### PROBLEM TO SOLVE
Transcribe the listing in full, excluding any pictures.

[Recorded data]
## START

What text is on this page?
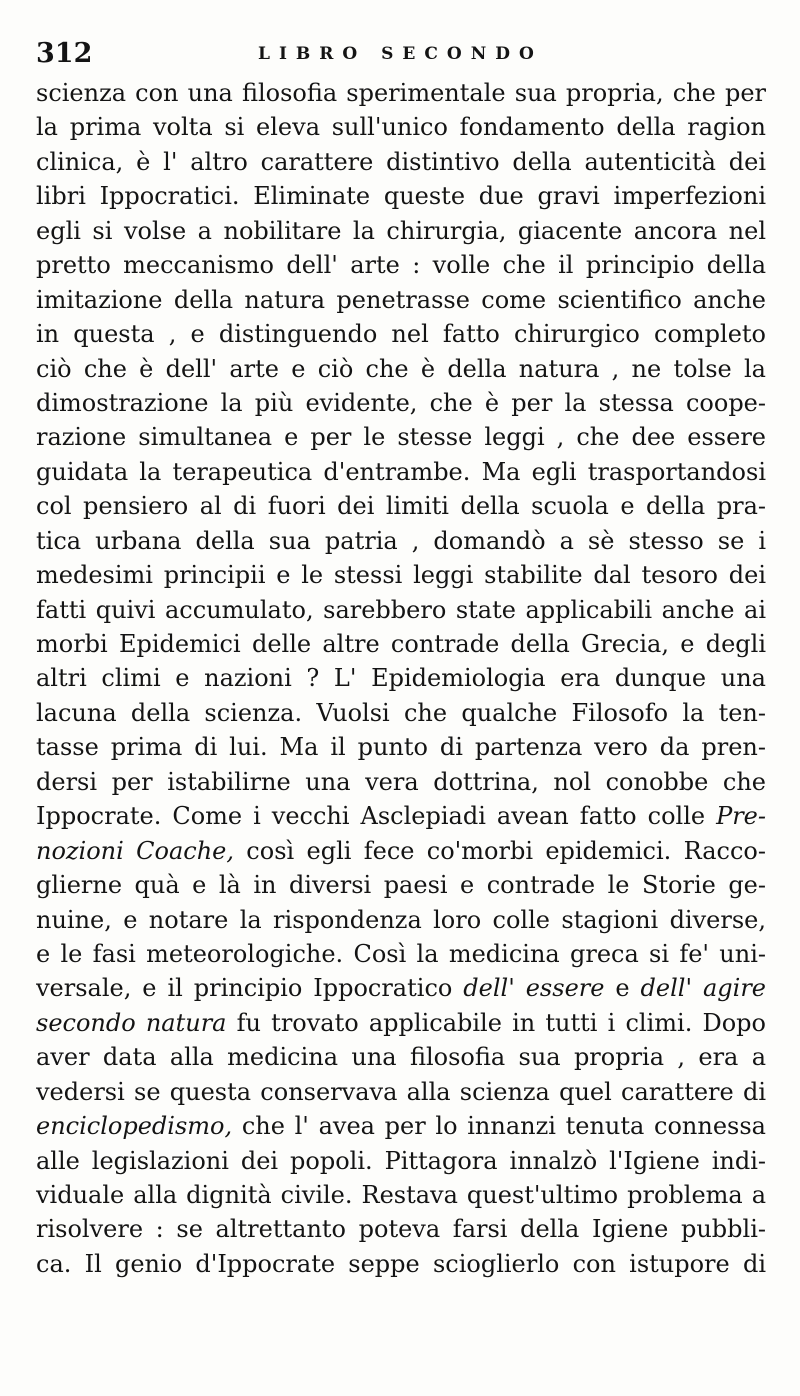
312	LIBRO SECONDO
scienza con una filosofia sperimentale sua propria, che per
la prima volta si eleva sull'unico fondamento della ragion
clinica, è l' altro carattere distintivo della autenticità dei
libri Ippocratici. Eliminate queste due gravi imperfezioni
egli si volse a nobilitare la chirurgia, giacente ancora nel
pretto meccanismo dell' arte : volle che il principio della
imitazione della natura penetrasse come scientifico anche
in questa , e distinguendo nel fatto chirurgico completo
ciò che è dell' arte e ciò che è della natura , ne tolse la
dimostrazione la più evidente, che è per la stessa coope-
razione simultanea e per le stesse leggi , che dee essere
guidata la terapeutica d'entrambe. Ma egli trasportandosi
col pensiero al di fuori dei limiti della scuola e della pra-
tica urbana della sua patria , domandò a sè stesso se i
medesimi principii e le stessi leggi stabilite dal tesoro dei
fatti quivi accumulato, sarebbero state applicabili anche ai
morbi Epidemici delle altre contrade della Grecia, e degli
altri climi e nazioni ? L' Epidemiologia era dunque una
lacuna della scienza. Vuolsi che qualche Filosofo la ten-
tasse prima di lui. Ma il punto di partenza vero da pren-
dersi per istabilirne una vera dottrina, nol conobbe che
Ippocrate. Come i vecchi Asclepiadi avean fatto colle Pre-
nozioni Coache, così egli fece co'morbi epidemici. Racco-
glierne quà e là in diversi paesi e contrade le Storie ge-
nuine, e notare la rispondenza loro colle stagioni diverse,
e le fasi meteorologiche. Così la medicina greca si fe' uni-
versale, e il principio Ippocratico dell' essere e dell' agire
secondo natura fu trovato applicabile in tutti i climi. Dopo
aver data alla medicina una filosofia sua propria , era a
vedersi se questa conservava alla scienza quel carattere di
enciclopedismo, che l' avea per lo innanzi tenuta connessa
alle legislazioni dei popoli. Pittagora innalzò l'Igiene indi-
viduale alla dignità civile. Restava quest'ultimo problema a
risolvere : se altrettanto poteva farsi della Igiene pubbli-
ca. Il genio d'Ippocrate seppe scioglierlo con istupore di
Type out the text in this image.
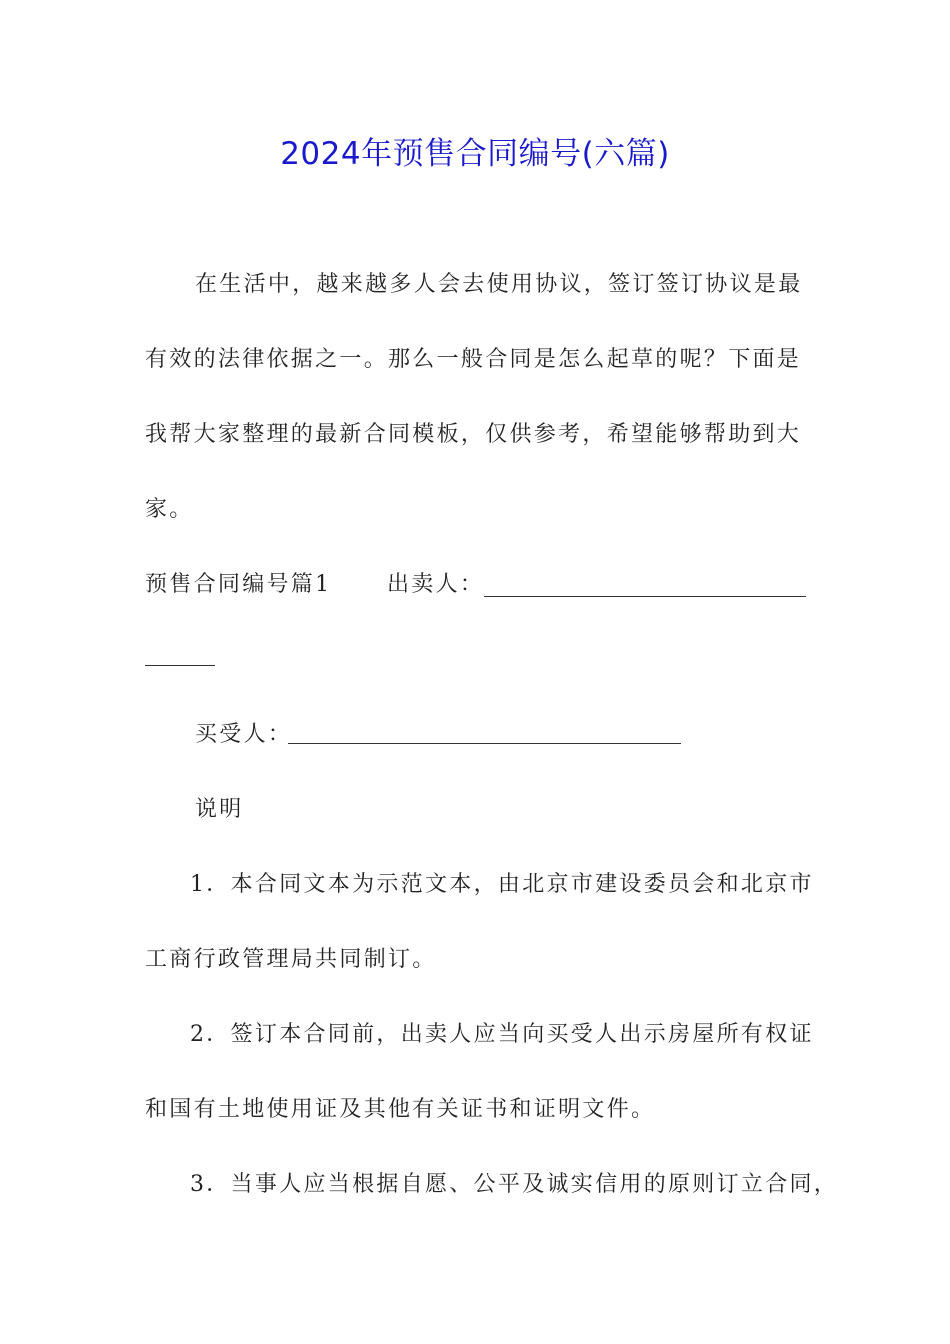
2024年预售合同编号(六篇)
在生活中，越来越多人会去使用协议，签订签订协议是最
有效的法律依据之一。那么一般合同是怎么起草的呢？下面是
我帮大家整理的最新合同模板，仅供参考，希望能够帮助到大
家。
预售合同编号篇1	出卖人：
买受人：
说明
1．本合同文本为示范文本，由北京市建设委员会和北京市
工商行政管理局共同制订。
2．签订本合同前，出卖人应当向买受人出示房屋所有权证
和国有土地使用证及其他有关证书和证明文件。
3．当事人应当根据自愿、公平及诚实信用的原则订立合同，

## END

### SOLUTION TO THIS EXERCISE
What text is on this page?
312	LIBRO SECONDO
scienza con una filosofia sperimentale sua propria, che per
la prima volta si eleva sull'unico fondamento della ragion
clinica, è l' altro carattere distintivo della autenticità dei
libri Ippocratici. Eliminate queste due gravi imperfezioni
egli si volse a nobilitare la chirurgia, giacente ancora nel
pretto meccanismo dell' arte : volle che il principio della
imitazione della natura penetrasse come scientifico anche
in questa , e distinguendo nel fatto chirurgico completo
ciò che è dell' arte e ciò che è della natura , ne tolse la
dimostrazione la più evidente, che è per la stessa coope-
razione simultanea e per le stesse leggi , che dee essere
guidata la terapeutica d'entrambe. Ma egli trasportandosi
col pensiero al di fuori dei limiti della scuola e della pra-
tica urbana della sua patria , domandò a sè stesso se i
medesimi principii e le stessi leggi stabilite dal tesoro dei
fatti quivi accumulato, sarebbero state applicabili anche ai
morbi Epidemici delle altre contrade della Grecia, e degli
altri climi e nazioni ? L' Epidemiologia era dunque una
lacuna della scienza. Vuolsi che qualche Filosofo la ten-
tasse prima di lui. Ma il punto di partenza vero da pren-
dersi per istabilirne una vera dottrina, nol conobbe che
Ippocrate. Come i vecchi Asclepiadi avean fatto colle Pre-
nozioni Coache, così egli fece co'morbi epidemici. Racco-
glierne quà e là in diversi paesi e contrade le Storie ge-
nuine, e notare la rispondenza loro colle stagioni diverse,
e le fasi meteorologiche. Così la medicina greca si fe' uni-
versale, e il principio Ippocratico dell' essere e dell' agire
secondo natura fu trovato applicabile in tutti i climi. Dopo
aver data alla medicina una filosofia sua propria , era a
vedersi se questa conservava alla scienza quel carattere di
enciclopedismo, che l' avea per lo innanzi tenuta connessa
alle legislazioni dei popoli. Pittagora innalzò l'Igiene indi-
viduale alla dignità civile. Restava quest'ultimo problema a
risolvere : se altrettanto poteva farsi della Igiene pubbli-
ca. Il genio d'Ippocrate seppe scioglierlo con istupore di
Type out the text in this image.
2024年预售合同编号(六篇)
在生活中，越来越多人会去使用协议，签订签订协议是最
有效的法律依据之一。那么一般合同是怎么起草的呢？下面是
我帮大家整理的最新合同模板，仅供参考，希望能够帮助到大
家。
预售合同编号篇1	出卖人：
买受人：
说明
1．本合同文本为示范文本，由北京市建设委员会和北京市
工商行政管理局共同制订。
2．签订本合同前，出卖人应当向买受人出示房屋所有权证
和国有土地使用证及其他有关证书和证明文件。
3．当事人应当根据自愿、公平及诚实信用的原则订立合同，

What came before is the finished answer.